::: EXERCISE INPUT :::
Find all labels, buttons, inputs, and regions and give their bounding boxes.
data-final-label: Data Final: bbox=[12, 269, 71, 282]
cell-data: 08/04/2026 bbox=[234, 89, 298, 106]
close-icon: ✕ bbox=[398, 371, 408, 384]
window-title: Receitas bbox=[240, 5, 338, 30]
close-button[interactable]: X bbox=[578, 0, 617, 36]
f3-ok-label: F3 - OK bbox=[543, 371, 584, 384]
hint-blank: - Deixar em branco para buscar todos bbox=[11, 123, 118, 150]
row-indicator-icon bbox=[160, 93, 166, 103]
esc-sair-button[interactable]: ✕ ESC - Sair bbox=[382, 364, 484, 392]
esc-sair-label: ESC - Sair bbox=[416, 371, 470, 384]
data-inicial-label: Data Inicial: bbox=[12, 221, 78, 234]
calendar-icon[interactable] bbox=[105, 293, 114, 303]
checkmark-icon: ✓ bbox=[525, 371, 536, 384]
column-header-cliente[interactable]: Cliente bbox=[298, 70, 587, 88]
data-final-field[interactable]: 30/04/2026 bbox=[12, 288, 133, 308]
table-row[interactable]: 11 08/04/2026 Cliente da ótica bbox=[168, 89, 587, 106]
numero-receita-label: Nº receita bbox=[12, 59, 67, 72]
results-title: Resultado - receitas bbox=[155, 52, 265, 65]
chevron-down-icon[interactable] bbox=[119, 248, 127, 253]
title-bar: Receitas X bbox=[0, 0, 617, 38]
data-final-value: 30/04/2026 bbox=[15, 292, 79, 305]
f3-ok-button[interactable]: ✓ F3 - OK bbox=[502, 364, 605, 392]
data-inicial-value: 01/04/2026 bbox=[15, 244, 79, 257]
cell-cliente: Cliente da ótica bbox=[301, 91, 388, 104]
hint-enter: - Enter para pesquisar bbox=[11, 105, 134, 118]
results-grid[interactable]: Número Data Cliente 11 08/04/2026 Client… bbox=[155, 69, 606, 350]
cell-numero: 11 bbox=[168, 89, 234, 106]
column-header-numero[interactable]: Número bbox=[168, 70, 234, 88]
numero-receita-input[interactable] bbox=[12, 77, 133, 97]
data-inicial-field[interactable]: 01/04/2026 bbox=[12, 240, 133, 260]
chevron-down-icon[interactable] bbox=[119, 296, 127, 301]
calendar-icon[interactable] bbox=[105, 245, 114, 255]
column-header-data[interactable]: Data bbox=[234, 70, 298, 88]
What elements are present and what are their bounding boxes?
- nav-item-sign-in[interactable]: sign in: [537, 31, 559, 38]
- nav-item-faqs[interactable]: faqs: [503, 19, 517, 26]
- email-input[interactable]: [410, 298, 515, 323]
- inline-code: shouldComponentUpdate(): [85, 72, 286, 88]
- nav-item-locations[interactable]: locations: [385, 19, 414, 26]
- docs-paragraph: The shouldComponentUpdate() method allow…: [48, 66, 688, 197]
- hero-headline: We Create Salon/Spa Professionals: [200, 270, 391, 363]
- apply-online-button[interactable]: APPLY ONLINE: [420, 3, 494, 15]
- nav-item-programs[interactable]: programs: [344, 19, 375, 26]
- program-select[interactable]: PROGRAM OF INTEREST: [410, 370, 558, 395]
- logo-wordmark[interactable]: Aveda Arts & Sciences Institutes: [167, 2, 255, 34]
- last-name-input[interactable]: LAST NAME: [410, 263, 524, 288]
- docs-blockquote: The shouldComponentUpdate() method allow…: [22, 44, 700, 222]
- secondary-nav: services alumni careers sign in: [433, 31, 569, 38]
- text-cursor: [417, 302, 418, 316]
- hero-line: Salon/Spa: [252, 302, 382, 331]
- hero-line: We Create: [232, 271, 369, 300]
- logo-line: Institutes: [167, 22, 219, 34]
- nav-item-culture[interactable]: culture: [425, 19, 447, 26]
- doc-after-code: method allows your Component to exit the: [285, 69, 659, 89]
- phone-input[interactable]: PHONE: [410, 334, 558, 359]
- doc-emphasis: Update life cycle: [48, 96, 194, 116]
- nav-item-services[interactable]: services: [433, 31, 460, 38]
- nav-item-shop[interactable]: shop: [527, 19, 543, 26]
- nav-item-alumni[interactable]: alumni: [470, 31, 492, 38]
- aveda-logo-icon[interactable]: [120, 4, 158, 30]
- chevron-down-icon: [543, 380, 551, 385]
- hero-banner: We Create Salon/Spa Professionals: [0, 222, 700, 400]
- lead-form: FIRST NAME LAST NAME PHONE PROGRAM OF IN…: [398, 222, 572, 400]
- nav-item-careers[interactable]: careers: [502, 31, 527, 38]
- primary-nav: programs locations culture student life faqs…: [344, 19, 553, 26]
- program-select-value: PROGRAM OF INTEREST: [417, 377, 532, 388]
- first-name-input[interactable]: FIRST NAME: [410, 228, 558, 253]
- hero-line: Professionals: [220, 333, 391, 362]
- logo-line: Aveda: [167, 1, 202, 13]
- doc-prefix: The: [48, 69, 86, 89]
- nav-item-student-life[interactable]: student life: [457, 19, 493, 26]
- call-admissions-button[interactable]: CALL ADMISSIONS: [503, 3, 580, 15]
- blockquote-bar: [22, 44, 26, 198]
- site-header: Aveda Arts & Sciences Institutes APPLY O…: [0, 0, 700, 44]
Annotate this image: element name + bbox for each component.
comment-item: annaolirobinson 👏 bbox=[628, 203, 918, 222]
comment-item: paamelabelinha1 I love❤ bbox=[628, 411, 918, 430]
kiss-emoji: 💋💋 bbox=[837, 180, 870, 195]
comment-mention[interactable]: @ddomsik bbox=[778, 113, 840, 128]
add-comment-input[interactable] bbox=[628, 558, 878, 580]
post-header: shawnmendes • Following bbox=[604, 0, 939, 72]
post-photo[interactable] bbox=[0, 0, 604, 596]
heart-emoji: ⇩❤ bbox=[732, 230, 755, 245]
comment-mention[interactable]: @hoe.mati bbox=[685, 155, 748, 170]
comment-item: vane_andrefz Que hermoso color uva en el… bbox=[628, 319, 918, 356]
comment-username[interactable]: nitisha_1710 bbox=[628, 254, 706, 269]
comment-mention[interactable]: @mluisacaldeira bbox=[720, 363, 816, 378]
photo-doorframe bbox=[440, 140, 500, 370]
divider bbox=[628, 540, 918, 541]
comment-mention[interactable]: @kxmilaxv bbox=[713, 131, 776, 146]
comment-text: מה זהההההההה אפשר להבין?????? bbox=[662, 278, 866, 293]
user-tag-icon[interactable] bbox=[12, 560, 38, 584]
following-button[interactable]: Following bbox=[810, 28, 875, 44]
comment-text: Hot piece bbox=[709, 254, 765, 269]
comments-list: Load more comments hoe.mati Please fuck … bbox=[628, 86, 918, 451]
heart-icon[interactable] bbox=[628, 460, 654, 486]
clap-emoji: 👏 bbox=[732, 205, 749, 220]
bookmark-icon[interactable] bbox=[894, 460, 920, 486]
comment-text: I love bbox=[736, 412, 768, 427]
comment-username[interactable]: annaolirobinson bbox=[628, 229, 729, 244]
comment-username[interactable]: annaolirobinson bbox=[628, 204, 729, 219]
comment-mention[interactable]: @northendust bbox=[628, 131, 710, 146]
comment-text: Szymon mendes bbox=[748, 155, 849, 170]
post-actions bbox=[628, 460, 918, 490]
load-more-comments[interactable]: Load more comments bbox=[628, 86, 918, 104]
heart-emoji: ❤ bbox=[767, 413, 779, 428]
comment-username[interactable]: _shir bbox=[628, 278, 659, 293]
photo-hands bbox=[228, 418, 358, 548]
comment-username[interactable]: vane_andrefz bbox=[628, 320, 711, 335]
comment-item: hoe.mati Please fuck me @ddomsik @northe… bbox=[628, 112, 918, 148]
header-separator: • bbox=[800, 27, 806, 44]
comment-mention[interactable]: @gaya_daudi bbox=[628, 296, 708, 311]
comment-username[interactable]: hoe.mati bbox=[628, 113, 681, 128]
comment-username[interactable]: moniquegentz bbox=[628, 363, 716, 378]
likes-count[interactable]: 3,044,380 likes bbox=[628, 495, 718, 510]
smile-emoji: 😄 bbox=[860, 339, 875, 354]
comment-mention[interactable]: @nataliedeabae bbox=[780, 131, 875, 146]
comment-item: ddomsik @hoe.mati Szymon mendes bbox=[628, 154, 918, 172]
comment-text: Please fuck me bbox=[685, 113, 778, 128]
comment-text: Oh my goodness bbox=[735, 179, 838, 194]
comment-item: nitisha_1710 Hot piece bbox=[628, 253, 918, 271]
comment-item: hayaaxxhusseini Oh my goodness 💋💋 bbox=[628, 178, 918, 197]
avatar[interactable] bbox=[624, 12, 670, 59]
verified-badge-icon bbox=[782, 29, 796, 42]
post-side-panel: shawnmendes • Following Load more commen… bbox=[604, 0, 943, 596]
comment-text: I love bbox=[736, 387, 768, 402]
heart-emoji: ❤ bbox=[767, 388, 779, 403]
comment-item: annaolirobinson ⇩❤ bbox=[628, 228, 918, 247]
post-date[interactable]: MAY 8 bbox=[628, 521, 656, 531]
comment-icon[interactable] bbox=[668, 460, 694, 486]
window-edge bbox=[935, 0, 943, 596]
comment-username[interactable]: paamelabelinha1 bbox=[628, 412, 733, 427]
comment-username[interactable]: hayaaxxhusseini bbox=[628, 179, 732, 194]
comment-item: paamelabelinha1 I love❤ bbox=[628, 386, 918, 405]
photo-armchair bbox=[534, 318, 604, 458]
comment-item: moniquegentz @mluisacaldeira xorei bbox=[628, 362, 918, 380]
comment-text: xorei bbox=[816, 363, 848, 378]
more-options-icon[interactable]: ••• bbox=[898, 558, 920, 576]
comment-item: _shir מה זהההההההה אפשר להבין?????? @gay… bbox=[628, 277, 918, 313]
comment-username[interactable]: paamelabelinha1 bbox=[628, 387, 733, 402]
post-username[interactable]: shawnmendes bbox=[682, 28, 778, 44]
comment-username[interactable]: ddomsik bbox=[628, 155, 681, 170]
:::
__EXERCISE REQUIREMENTS__. Copy out the data above, line for line, from the very first line through the line containing "data-inicial-label: Data Inicial: bbox=[12, 221, 78, 234]", both included.

__SOLVED EXERCISE__.
Find all labels, buttons, inputs, and regions and give their bounding boxes.
data-final-label: Data Final: bbox=[12, 269, 71, 282]
cell-data: 08/04/2026 bbox=[234, 89, 298, 106]
close-icon: ✕ bbox=[398, 371, 408, 384]
window-title: Receitas bbox=[240, 5, 338, 30]
close-button[interactable]: X bbox=[578, 0, 617, 36]
f3-ok-label: F3 - OK bbox=[543, 371, 584, 384]
hint-blank: - Deixar em branco para buscar todos bbox=[11, 123, 118, 150]
row-indicator-icon bbox=[160, 93, 166, 103]
esc-sair-button[interactable]: ✕ ESC - Sair bbox=[382, 364, 484, 392]
esc-sair-label: ESC - Sair bbox=[416, 371, 470, 384]
data-inicial-label: Data Inicial: bbox=[12, 221, 78, 234]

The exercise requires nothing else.